** Dataset excerpts **
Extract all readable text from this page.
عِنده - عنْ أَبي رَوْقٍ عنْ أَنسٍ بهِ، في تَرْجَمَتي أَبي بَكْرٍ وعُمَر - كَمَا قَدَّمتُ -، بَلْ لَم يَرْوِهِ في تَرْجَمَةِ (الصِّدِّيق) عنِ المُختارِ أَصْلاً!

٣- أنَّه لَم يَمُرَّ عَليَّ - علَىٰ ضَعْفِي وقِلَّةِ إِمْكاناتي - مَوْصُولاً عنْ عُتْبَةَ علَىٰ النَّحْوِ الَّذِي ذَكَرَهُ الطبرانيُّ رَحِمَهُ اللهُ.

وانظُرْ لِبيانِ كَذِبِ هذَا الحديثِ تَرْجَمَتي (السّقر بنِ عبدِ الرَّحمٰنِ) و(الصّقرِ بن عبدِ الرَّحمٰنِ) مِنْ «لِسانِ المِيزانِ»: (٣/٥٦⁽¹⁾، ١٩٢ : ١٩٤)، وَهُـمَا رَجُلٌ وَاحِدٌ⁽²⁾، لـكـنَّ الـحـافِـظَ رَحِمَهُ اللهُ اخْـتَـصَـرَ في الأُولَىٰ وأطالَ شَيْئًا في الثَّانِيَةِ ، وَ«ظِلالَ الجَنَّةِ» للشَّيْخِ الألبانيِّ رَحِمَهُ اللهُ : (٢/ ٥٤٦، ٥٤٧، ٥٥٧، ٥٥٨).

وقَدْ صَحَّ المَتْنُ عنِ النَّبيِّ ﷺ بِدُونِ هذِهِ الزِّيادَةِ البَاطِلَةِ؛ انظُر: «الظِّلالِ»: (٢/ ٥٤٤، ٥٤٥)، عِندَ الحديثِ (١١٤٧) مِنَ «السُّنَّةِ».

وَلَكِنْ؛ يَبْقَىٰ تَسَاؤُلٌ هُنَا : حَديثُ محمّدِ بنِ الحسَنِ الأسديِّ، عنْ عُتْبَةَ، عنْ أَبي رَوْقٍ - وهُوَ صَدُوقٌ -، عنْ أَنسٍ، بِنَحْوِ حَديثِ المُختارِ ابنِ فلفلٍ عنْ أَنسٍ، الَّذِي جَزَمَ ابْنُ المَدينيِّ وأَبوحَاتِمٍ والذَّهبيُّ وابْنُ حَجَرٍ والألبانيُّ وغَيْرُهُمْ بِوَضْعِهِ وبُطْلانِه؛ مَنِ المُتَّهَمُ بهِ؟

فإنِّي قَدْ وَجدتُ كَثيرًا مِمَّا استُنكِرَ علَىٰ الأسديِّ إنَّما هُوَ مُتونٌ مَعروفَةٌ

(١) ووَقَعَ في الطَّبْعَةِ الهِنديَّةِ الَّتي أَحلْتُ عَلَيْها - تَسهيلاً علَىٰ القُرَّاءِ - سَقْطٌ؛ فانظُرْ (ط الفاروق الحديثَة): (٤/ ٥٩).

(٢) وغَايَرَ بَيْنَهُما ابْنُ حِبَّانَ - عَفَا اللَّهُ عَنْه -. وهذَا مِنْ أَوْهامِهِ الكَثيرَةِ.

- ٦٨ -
* * *
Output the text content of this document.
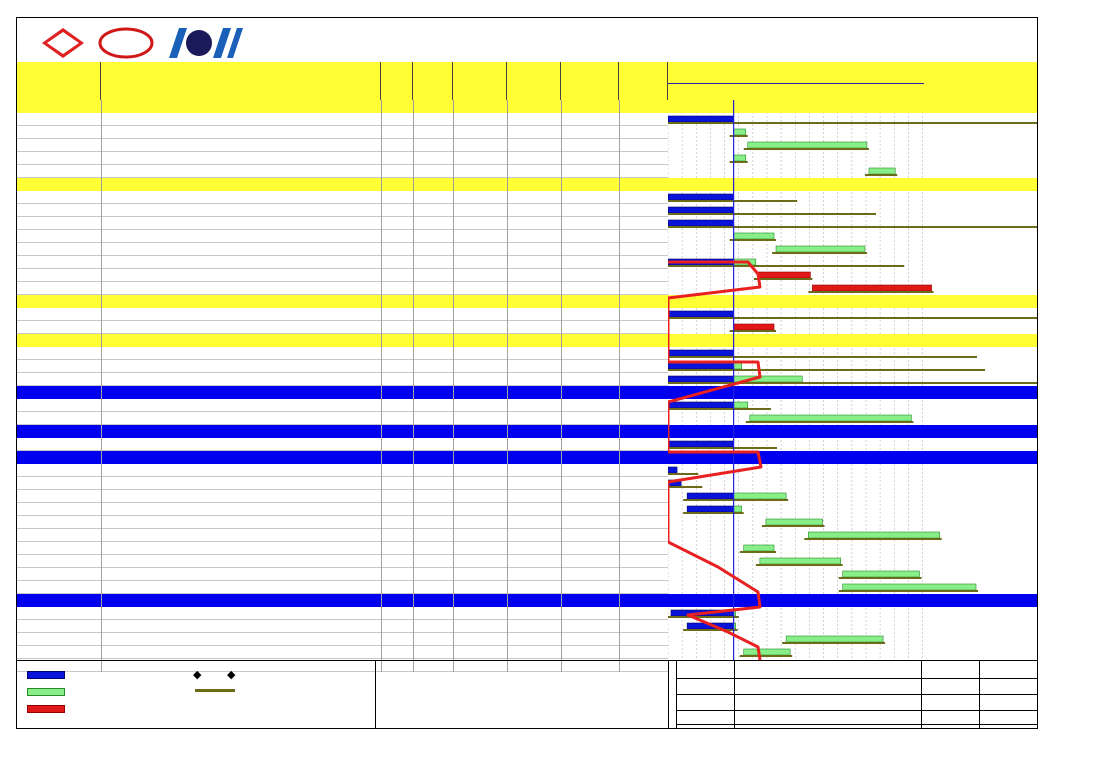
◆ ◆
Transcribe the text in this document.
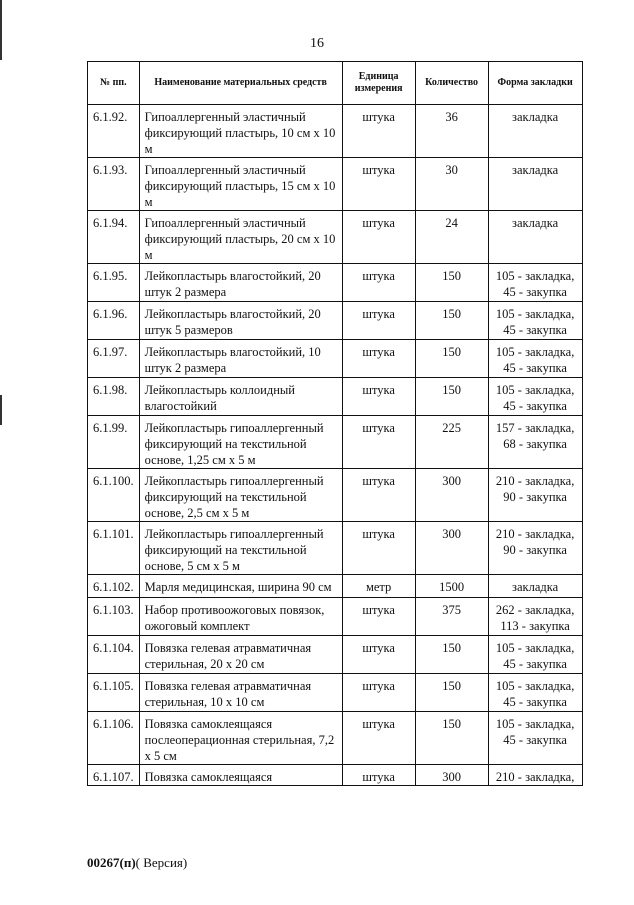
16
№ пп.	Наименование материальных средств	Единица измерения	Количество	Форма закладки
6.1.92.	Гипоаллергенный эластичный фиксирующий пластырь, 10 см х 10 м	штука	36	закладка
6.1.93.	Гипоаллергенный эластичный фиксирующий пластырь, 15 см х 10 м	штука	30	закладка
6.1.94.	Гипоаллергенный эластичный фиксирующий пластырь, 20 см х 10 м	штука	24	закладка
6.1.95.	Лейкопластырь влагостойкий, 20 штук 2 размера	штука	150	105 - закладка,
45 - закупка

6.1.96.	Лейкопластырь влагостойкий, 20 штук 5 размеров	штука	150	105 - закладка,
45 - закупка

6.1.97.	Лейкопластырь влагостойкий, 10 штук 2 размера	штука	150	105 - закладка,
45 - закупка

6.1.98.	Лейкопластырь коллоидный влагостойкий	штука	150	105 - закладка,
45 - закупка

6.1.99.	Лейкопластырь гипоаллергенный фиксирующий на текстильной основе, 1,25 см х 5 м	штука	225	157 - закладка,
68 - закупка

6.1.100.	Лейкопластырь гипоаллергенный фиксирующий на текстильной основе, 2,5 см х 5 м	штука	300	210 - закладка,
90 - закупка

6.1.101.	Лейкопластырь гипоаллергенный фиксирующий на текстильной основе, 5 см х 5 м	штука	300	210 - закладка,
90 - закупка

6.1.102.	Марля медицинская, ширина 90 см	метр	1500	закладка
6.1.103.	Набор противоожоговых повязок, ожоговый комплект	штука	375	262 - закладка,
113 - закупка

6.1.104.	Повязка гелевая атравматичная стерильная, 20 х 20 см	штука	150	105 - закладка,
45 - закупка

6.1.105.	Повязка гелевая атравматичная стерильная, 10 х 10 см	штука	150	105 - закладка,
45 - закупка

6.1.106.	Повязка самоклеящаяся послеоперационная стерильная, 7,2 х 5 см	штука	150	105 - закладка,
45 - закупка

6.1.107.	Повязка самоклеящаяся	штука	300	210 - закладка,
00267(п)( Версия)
...
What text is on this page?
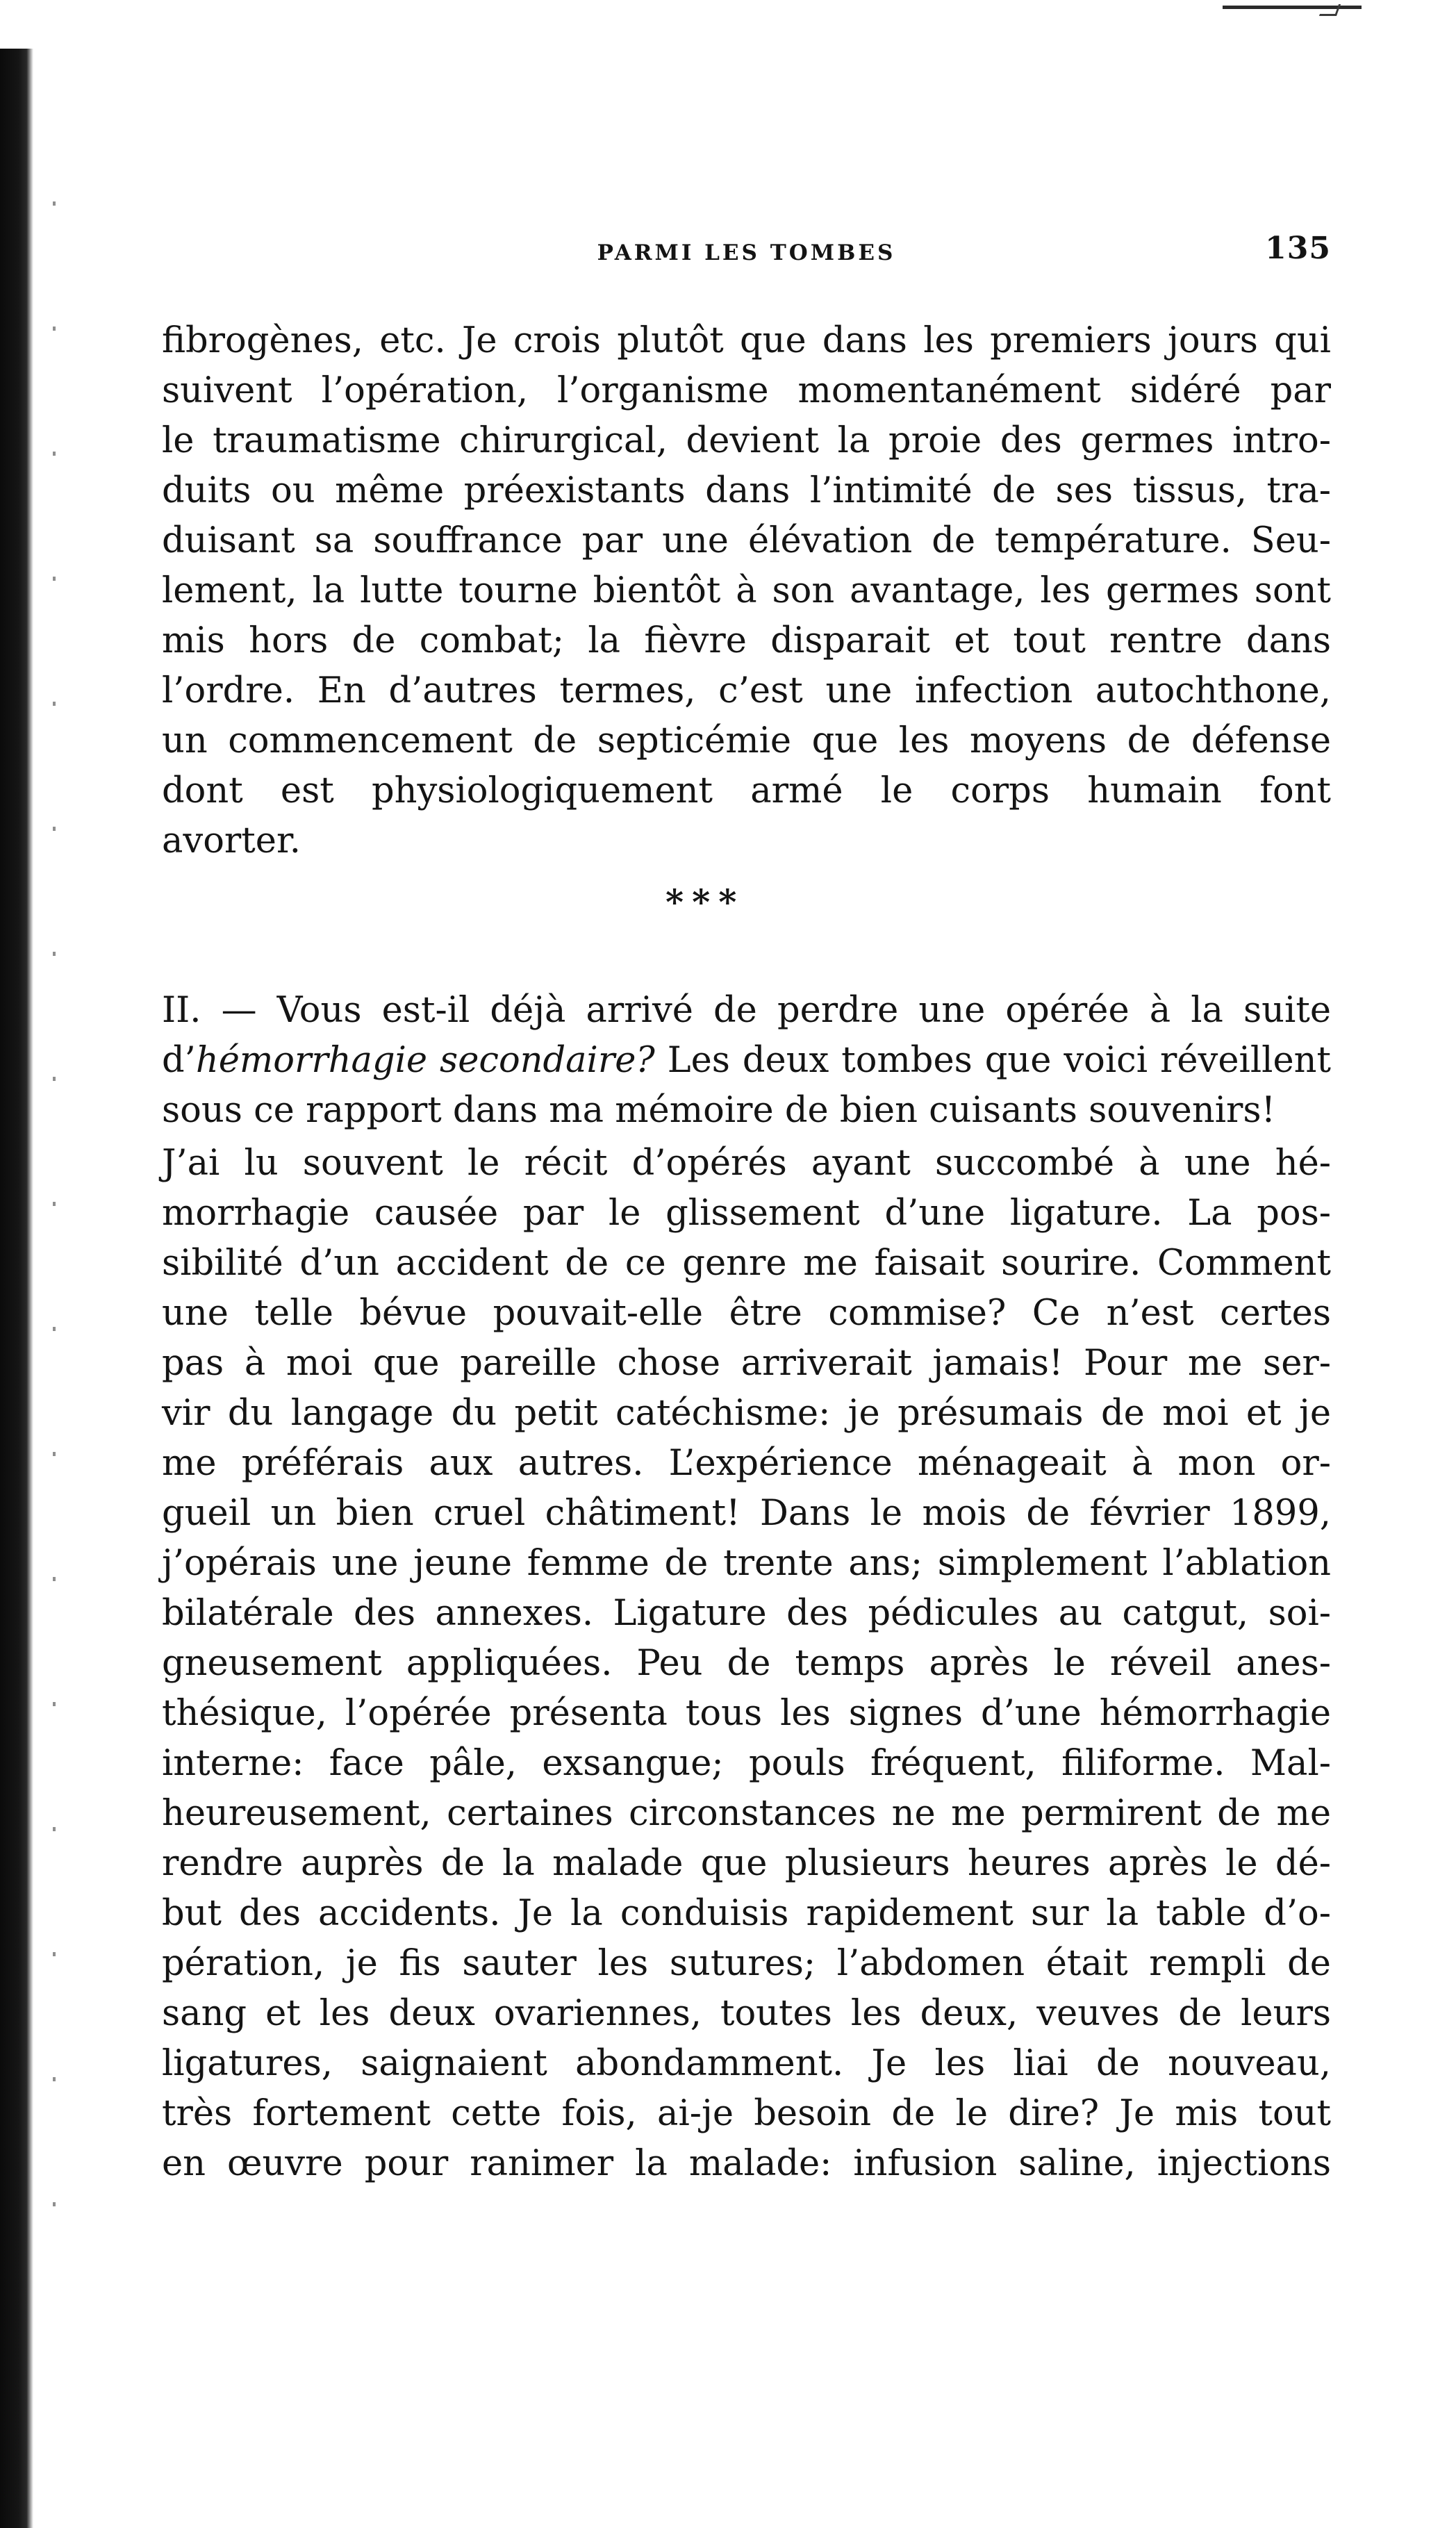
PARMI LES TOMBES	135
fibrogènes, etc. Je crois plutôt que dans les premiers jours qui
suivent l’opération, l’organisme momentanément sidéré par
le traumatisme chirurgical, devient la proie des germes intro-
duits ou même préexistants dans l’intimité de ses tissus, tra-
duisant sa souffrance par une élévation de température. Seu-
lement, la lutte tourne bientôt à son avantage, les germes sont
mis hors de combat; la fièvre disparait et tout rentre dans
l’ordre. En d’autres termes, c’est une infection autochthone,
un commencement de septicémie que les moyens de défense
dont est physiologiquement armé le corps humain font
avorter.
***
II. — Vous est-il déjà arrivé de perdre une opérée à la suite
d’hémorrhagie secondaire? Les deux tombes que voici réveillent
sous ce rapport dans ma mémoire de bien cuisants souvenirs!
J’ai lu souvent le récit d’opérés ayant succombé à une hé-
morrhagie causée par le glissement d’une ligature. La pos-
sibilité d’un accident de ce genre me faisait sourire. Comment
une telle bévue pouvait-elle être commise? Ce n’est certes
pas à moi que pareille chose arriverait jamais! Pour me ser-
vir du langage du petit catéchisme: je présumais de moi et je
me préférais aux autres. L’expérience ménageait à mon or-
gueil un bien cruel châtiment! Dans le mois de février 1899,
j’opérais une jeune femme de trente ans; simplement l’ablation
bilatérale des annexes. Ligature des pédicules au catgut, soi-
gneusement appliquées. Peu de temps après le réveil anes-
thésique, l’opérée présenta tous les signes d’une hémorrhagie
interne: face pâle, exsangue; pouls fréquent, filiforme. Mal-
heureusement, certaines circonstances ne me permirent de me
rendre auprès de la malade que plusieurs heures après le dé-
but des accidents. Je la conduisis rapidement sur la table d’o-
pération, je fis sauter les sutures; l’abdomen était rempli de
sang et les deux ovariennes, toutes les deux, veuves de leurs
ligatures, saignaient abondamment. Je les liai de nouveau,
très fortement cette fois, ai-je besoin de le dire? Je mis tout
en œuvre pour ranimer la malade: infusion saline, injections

** Goal of the exercise **
For each line of the entries that includes "text", show that line.

** Finished answer **
Extract all readable text from this page.
Output the text content of this document.
Transcribe the text in this document.
What text is on this page?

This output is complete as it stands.